● **Data for this task**
◇ ◇ ◇

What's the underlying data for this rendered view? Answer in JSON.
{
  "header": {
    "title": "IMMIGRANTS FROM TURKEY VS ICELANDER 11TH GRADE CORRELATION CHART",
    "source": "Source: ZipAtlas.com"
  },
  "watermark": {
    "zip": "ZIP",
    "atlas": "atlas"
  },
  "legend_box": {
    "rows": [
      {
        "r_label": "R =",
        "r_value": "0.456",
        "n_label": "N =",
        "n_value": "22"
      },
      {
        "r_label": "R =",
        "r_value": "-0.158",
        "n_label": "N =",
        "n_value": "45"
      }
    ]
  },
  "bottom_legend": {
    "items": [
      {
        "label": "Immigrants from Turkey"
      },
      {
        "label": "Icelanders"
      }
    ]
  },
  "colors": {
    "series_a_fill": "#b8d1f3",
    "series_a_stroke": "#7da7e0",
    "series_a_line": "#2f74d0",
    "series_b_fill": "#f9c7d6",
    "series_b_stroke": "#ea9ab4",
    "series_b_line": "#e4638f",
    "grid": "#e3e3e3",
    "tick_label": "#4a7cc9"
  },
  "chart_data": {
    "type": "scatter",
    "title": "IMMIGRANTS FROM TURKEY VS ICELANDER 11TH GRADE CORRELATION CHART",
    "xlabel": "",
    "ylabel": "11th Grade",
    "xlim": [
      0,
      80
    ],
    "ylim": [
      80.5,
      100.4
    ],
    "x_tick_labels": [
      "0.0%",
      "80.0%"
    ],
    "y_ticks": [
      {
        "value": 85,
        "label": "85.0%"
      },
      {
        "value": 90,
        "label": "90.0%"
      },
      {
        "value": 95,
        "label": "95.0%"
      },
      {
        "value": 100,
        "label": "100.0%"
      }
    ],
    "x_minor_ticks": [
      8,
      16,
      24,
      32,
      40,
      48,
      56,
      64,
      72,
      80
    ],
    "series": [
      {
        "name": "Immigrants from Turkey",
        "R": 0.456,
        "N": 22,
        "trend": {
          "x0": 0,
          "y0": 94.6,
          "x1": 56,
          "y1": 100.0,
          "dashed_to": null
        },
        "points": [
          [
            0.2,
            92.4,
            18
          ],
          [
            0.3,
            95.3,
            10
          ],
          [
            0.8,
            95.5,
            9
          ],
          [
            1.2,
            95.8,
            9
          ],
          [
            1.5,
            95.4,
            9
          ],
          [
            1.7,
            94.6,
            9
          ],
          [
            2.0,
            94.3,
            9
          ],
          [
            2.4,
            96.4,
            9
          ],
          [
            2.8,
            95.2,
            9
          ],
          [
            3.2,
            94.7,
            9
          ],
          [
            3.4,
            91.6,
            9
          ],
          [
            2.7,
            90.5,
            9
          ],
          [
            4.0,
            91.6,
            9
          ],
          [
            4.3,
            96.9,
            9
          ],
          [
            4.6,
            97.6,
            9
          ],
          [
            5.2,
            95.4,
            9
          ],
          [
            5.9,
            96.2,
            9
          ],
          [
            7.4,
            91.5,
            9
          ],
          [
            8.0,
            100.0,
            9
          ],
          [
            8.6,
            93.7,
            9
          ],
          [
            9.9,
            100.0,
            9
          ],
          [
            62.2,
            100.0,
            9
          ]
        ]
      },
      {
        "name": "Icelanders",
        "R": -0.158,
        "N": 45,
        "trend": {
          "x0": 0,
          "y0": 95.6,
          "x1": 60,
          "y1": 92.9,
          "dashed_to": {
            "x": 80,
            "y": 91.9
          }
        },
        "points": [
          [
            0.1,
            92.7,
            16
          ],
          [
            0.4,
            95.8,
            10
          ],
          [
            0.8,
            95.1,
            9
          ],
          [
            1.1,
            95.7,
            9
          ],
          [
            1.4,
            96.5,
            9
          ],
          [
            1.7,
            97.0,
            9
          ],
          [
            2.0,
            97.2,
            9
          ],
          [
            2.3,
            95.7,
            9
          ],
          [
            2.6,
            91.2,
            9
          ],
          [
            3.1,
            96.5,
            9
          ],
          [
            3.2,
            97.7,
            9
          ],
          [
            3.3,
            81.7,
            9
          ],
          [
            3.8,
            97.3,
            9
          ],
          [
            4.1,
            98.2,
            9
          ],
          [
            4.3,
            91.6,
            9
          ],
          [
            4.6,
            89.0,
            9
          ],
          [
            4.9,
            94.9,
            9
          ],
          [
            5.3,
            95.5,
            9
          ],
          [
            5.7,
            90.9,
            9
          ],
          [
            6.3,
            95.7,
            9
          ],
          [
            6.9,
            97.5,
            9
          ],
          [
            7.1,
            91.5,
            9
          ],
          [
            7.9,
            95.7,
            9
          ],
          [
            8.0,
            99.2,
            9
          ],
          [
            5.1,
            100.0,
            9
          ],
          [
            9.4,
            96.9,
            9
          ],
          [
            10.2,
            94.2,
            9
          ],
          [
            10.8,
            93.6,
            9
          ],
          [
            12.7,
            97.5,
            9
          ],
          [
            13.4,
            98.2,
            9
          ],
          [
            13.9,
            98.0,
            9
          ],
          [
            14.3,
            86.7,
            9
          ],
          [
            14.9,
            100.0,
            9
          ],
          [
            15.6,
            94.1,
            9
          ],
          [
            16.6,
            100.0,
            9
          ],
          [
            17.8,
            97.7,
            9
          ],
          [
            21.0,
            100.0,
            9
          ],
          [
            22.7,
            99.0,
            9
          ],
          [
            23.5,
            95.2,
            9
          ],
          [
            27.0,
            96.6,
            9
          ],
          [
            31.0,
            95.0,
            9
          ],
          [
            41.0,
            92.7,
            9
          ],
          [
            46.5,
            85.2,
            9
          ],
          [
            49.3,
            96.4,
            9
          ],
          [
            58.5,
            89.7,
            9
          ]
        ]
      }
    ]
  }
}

◇ ◇ ◇

● **Exercise prompt**
Restate all of the entries exactly, please.

● **Written response**
What's the underlying data for this rendered view? Answer in JSON.
{
  "header": {
    "title": "IMMIGRANTS FROM TURKEY VS ICELANDER 11TH GRADE CORRELATION CHART",
    "source": "Source: ZipAtlas.com"
  },
  "watermark": {
    "zip": "ZIP",
    "atlas": "atlas"
  },
  "legend_box": {
    "rows": [
      {
        "r_label": "R =",
        "r_value": "0.456",
        "n_label": "N =",
        "n_value": "22"
      },
      {
        "r_label": "R =",
        "r_value": "-0.158",
        "n_label": "N =",
        "n_value": "45"
      }
    ]
  },
  "bottom_legend": {
    "items": [
      {
        "label": "Immigrants from Turkey"
      },
      {
        "label": "Icelanders"
      }
    ]
  },
  "colors": {
    "series_a_fill": "#b8d1f3",
    "series_a_stroke": "#7da7e0",
    "series_a_line": "#2f74d0",
    "series_b_fill": "#f9c7d6",
    "series_b_stroke": "#ea9ab4",
    "series_b_line": "#e4638f",
    "grid": "#e3e3e3",
    "tick_label": "#4a7cc9"
  },
  "chart_data": {
    "type": "scatter",
    "title": "IMMIGRANTS FROM TURKEY VS ICELANDER 11TH GRADE CORRELATION CHART",
    "xlabel": "",
    "ylabel": "11th Grade",
    "xlim": [
      0,
      80
    ],
    "ylim": [
      80.5,
      100.4
    ],
    "x_tick_labels": [
      "0.0%",
      "80.0%"
    ],
    "y_ticks": [
      {
        "value": 85,
        "label": "85.0%"
      },
      {
        "value": 90,
        "label": "90.0%"
      },
      {
        "value": 95,
        "label": "95.0%"
      },
      {
        "value": 100,
        "label": "100.0%"
      }
    ],
    "x_minor_ticks": [
      8,
      16,
      24,
      32,
      40,
      48,
      56,
      64,
      72,
      80
    ],
    "series": [
      {
        "name": "Immigrants from Turkey",
        "R": 0.456,
        "N": 22,
        "trend": {
          "x0": 0,
          "y0": 94.6,
          "x1": 56,
          "y1": 100.0,
          "dashed_to": null
        },
        "points": [
          [
            0.2,
            92.4,
            18
          ],
          [
            0.3,
            95.3,
            10
          ],
          [
            0.8,
            95.5,
            9
          ],
          [
            1.2,
            95.8,
            9
          ],
          [
            1.5,
            95.4,
            9
          ],
          [
            1.7,
            94.6,
            9
          ],
          [
            2.0,
            94.3,
            9
          ],
          [
            2.4,
            96.4,
            9
          ],
          [
            2.8,
            95.2,
            9
          ],
          [
            3.2,
            94.7,
            9
          ],
          [
            3.4,
            91.6,
            9
          ],
          [
            2.7,
            90.5,
            9
          ],
          [
            4.0,
            91.6,
            9
          ],
          [
            4.3,
            96.9,
            9
          ],
          [
            4.6,
            97.6,
            9
          ],
          [
            5.2,
            95.4,
            9
          ],
          [
            5.9,
            96.2,
            9
          ],
          [
            7.4,
            91.5,
            9
          ],
          [
            8.0,
            100.0,
            9
          ],
          [
            8.6,
            93.7,
            9
          ],
          [
            9.9,
            100.0,
            9
          ],
          [
            62.2,
            100.0,
            9
          ]
        ]
      },
      {
        "name": "Icelanders",
        "R": -0.158,
        "N": 45,
        "trend": {
          "x0": 0,
          "y0": 95.6,
          "x1": 60,
          "y1": 92.9,
          "dashed_to": {
            "x": 80,
            "y": 91.9
          }
        },
        "points": [
          [
            0.1,
            92.7,
            16
          ],
          [
            0.4,
            95.8,
            10
          ],
          [
            0.8,
            95.1,
            9
          ],
          [
            1.1,
            95.7,
            9
          ],
          [
            1.4,
            96.5,
            9
          ],
          [
            1.7,
            97.0,
            9
          ],
          [
            2.0,
            97.2,
            9
          ],
          [
            2.3,
            95.7,
            9
          ],
          [
            2.6,
            91.2,
            9
          ],
          [
            3.1,
            96.5,
            9
          ],
          [
            3.2,
            97.7,
            9
          ],
          [
            3.3,
            81.7,
            9
          ],
          [
            3.8,
            97.3,
            9
          ],
          [
            4.1,
            98.2,
            9
          ],
          [
            4.3,
            91.6,
            9
          ],
          [
            4.6,
            89.0,
            9
          ],
          [
            4.9,
            94.9,
            9
          ],
          [
            5.3,
            95.5,
            9
          ],
          [
            5.7,
            90.9,
            9
          ],
          [
            6.3,
            95.7,
            9
          ],
          [
            6.9,
            97.5,
            9
          ],
          [
            7.1,
            91.5,
            9
          ],
          [
            7.9,
            95.7,
            9
          ],
          [
            8.0,
            99.2,
            9
          ],
          [
            5.1,
            100.0,
            9
          ],
          [
            9.4,
            96.9,
            9
          ],
          [
            10.2,
            94.2,
            9
          ],
          [
            10.8,
            93.6,
            9
          ],
          [
            12.7,
            97.5,
            9
          ],
          [
            13.4,
            98.2,
            9
          ],
          [
            13.9,
            98.0,
            9
          ],
          [
            14.3,
            86.7,
            9
          ],
          [
            14.9,
            100.0,
            9
          ],
          [
            15.6,
            94.1,
            9
          ],
          [
            16.6,
            100.0,
            9
          ],
          [
            17.8,
            97.7,
            9
          ],
          [
            21.0,
            100.0,
            9
          ],
          [
            22.7,
            99.0,
            9
          ],
          [
            23.5,
            95.2,
            9
          ],
          [
            27.0,
            96.6,
            9
          ],
          [
            31.0,
            95.0,
            9
          ],
          [
            41.0,
            92.7,
            9
          ],
          [
            46.5,
            85.2,
            9
          ],
          [
            49.3,
            96.4,
            9
          ],
          [
            58.5,
            89.7,
            9
          ]
        ]
      }
    ]
  }
}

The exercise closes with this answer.